**What is asked**
Copy out the lines that include the word "name".

**Extracted entries**
:::::

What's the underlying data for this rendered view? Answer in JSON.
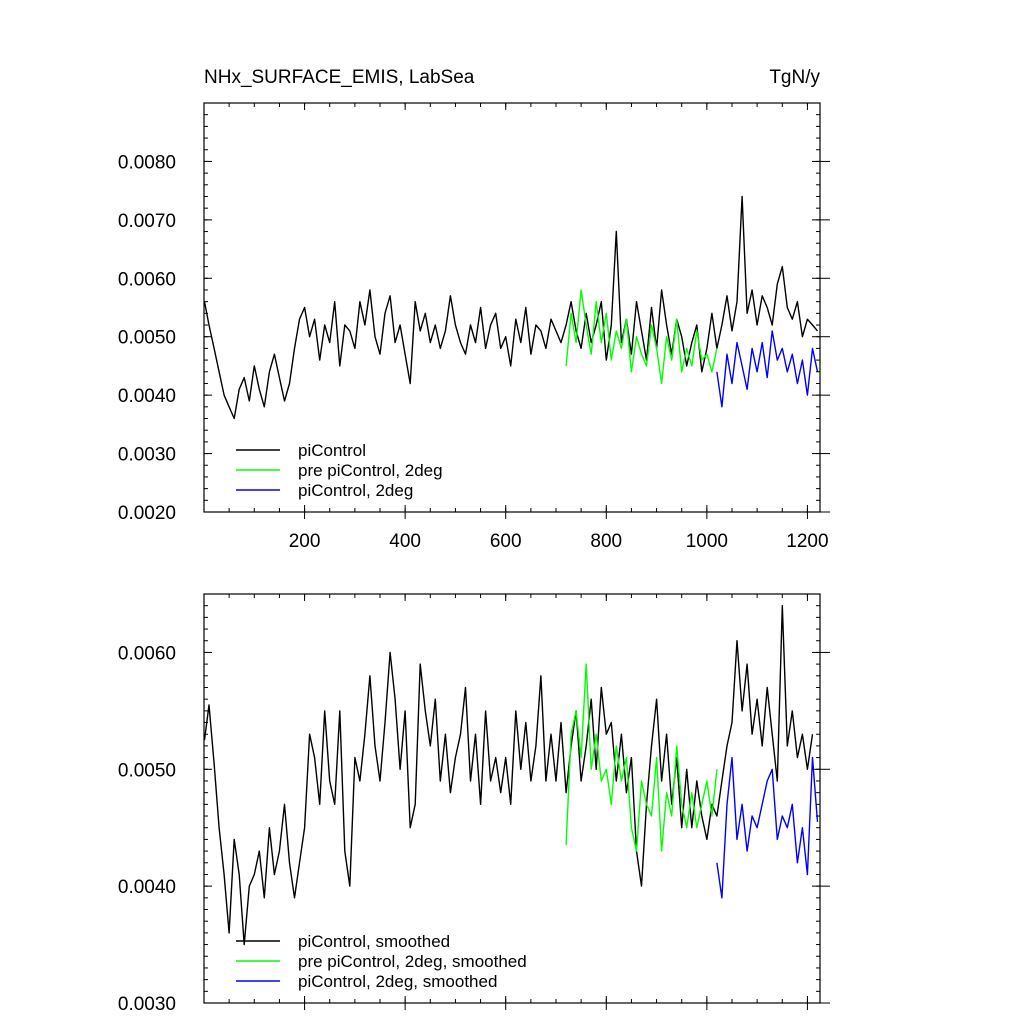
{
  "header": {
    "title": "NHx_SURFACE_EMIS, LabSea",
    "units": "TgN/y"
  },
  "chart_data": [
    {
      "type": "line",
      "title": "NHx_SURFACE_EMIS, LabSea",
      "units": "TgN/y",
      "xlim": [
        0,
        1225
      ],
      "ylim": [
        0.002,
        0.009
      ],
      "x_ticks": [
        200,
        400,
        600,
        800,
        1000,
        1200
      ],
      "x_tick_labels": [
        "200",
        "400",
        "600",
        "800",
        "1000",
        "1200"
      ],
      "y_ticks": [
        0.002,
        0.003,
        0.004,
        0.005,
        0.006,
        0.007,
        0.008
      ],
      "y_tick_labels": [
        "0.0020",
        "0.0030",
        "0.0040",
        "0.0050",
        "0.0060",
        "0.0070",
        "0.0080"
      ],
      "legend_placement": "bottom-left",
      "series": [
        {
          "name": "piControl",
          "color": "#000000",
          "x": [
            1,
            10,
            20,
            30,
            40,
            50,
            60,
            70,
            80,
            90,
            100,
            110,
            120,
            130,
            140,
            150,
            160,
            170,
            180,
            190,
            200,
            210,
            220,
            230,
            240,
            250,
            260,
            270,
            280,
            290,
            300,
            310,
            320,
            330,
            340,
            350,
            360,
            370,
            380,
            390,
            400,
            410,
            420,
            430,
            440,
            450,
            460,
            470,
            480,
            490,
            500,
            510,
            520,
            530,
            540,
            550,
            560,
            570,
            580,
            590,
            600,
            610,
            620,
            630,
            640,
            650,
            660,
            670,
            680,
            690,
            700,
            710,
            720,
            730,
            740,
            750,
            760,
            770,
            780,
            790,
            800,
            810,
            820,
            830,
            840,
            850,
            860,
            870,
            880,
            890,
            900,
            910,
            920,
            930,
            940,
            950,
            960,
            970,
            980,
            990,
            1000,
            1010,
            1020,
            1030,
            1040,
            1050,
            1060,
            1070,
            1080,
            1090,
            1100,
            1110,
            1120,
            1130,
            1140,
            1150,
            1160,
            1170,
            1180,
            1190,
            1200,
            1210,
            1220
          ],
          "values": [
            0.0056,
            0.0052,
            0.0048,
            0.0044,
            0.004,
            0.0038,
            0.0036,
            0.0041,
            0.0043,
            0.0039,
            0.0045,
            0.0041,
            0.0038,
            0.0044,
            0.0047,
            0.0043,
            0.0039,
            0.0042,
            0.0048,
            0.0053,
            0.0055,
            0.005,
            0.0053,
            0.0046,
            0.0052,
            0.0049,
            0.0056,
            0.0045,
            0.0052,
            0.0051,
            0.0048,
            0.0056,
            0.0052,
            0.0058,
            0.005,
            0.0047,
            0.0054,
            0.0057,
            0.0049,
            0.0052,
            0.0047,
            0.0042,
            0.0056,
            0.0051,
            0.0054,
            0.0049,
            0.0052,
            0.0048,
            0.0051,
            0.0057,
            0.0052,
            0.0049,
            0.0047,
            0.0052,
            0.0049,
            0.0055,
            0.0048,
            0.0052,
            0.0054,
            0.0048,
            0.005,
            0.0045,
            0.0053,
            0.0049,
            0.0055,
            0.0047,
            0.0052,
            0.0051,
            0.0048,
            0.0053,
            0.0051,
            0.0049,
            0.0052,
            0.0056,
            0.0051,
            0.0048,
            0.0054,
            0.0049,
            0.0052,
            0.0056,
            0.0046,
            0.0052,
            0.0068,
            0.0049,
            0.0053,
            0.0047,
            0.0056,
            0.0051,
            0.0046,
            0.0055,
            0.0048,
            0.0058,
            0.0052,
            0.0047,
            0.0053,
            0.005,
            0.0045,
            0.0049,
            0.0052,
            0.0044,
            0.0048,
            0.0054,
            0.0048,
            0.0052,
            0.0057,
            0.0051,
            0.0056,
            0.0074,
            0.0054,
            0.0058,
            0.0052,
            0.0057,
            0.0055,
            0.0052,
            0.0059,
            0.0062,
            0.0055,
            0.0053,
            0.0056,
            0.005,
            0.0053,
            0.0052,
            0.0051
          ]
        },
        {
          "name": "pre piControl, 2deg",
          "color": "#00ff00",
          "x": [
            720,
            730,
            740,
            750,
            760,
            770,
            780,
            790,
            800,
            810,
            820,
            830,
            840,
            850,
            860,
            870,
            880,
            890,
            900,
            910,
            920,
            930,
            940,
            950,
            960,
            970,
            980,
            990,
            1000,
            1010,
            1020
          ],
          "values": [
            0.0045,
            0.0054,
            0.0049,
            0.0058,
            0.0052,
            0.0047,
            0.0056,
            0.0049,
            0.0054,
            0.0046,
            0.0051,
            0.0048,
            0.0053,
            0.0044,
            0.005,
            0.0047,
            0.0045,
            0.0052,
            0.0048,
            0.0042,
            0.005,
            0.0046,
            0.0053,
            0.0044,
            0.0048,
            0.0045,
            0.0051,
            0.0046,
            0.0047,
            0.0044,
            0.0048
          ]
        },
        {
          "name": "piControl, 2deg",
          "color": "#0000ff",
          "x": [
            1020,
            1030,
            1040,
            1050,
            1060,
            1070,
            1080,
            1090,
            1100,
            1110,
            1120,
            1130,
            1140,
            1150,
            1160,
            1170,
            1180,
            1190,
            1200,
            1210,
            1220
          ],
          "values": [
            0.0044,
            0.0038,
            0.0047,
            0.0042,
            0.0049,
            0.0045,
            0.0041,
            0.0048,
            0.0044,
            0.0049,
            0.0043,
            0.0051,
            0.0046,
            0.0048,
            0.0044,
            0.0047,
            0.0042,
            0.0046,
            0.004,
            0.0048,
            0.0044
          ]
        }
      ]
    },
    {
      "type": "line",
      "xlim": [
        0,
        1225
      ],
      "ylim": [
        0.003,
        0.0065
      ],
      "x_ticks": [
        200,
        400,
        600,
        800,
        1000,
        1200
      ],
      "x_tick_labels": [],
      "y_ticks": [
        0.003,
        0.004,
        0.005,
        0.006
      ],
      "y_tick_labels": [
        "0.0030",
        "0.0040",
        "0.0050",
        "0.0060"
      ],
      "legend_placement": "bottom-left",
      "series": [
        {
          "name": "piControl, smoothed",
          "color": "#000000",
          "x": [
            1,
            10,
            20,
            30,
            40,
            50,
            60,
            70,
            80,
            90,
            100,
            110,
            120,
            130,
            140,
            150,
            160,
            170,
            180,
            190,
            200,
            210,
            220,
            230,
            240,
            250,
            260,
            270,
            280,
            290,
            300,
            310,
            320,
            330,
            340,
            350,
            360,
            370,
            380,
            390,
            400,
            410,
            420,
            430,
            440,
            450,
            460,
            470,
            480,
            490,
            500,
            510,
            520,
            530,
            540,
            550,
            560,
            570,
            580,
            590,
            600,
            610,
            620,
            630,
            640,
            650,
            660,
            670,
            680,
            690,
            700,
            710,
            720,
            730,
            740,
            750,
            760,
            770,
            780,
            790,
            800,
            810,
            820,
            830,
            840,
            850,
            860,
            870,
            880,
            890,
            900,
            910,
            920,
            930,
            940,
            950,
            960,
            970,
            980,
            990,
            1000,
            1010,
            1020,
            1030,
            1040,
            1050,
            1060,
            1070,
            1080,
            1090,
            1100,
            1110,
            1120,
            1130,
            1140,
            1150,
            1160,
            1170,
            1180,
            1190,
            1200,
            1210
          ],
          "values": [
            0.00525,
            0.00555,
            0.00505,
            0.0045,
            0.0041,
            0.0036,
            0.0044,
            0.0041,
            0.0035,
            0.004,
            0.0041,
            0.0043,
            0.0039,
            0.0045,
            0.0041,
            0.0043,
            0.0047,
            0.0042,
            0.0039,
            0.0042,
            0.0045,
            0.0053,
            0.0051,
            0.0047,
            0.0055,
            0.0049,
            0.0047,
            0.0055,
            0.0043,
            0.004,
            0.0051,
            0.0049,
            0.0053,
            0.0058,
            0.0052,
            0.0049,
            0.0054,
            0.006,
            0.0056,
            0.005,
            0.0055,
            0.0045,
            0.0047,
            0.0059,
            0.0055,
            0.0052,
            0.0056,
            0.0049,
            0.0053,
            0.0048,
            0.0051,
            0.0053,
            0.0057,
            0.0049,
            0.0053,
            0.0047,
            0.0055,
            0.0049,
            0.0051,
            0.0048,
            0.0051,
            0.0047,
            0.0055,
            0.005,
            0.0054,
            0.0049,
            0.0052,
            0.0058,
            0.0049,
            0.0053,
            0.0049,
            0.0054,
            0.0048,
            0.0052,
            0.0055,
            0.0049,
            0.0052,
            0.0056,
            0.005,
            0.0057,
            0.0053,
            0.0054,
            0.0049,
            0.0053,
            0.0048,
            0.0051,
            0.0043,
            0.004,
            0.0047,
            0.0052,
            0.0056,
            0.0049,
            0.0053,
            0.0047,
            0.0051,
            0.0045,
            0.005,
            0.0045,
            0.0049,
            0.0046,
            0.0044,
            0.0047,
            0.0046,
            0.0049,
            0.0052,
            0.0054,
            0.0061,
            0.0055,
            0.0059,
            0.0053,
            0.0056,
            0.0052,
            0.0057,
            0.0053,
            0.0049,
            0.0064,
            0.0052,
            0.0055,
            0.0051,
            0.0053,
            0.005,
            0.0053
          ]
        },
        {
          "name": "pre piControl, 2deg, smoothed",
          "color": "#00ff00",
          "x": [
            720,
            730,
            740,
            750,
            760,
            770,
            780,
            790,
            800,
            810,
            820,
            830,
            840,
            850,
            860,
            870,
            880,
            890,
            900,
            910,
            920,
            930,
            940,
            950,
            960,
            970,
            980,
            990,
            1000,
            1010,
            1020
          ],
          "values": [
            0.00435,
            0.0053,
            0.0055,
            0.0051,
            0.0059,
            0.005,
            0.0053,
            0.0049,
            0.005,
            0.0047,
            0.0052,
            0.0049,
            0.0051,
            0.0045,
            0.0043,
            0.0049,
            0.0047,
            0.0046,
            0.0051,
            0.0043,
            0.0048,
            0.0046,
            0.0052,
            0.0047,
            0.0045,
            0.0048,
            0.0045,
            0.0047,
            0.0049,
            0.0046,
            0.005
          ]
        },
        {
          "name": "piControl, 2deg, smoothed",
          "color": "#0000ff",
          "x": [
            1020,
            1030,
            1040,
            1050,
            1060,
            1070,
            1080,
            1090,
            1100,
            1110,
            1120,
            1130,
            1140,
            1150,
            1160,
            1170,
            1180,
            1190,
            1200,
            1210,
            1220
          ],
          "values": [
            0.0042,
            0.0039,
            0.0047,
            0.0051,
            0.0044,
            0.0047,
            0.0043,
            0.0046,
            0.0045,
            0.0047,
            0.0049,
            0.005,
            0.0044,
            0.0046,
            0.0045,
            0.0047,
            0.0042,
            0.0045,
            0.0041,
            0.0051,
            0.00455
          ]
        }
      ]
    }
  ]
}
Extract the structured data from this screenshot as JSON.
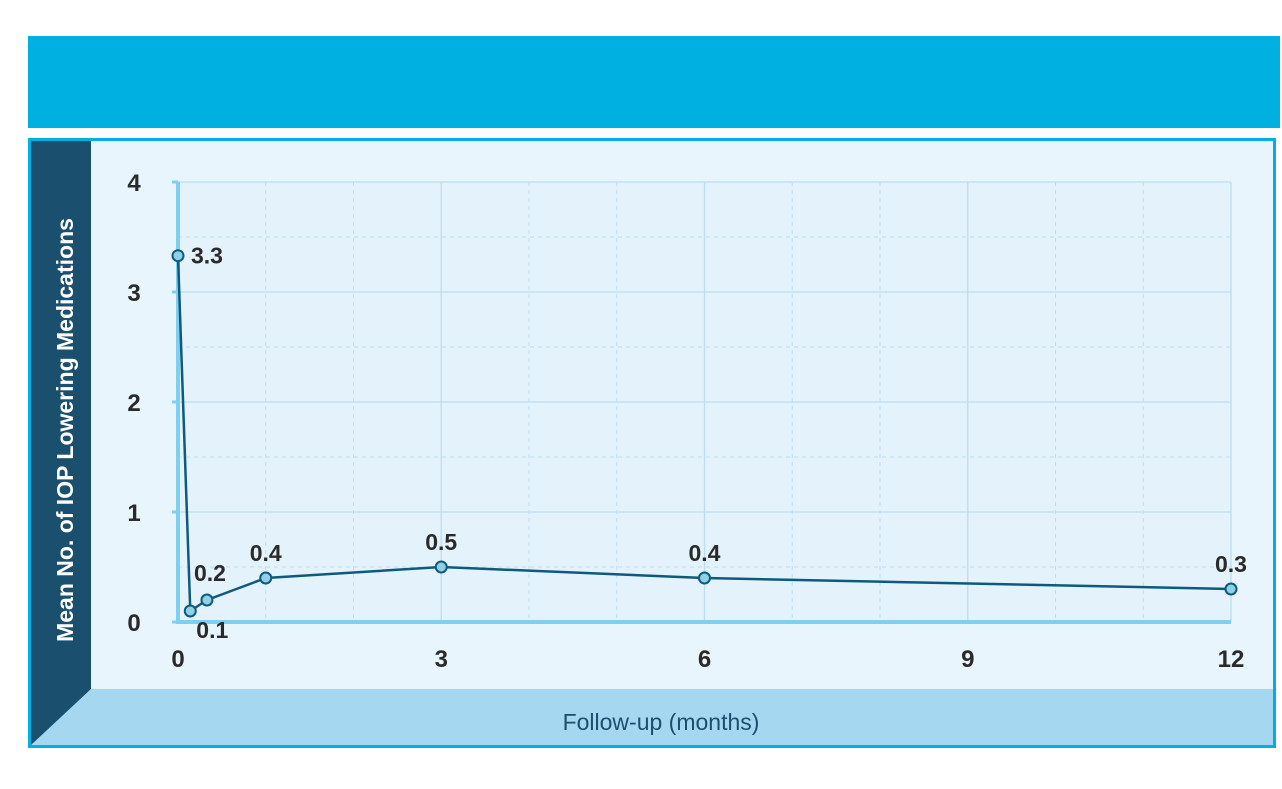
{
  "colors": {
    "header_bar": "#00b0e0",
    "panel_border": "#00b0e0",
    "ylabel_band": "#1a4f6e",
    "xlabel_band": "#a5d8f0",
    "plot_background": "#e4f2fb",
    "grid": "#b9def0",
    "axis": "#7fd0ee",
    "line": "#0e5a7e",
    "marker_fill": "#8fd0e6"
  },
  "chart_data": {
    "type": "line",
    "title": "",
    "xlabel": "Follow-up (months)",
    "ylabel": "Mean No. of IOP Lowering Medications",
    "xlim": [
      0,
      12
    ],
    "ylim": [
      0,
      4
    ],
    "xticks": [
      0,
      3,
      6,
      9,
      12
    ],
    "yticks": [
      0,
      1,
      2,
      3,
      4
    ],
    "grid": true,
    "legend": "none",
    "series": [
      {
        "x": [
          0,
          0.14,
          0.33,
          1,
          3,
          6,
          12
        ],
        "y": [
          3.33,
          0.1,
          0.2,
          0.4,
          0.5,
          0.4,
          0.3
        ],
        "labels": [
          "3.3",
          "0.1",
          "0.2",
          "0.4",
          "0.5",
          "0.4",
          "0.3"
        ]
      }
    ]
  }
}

:::::

**The response**
          "name": "piControl",
          "name": "pre piControl, 2deg",
          "name": "piControl, 2deg",
          "name": "piControl, smoothed",
          "name": "pre piControl, 2deg, smoothed",
          "name": "piControl, 2deg, smoothed",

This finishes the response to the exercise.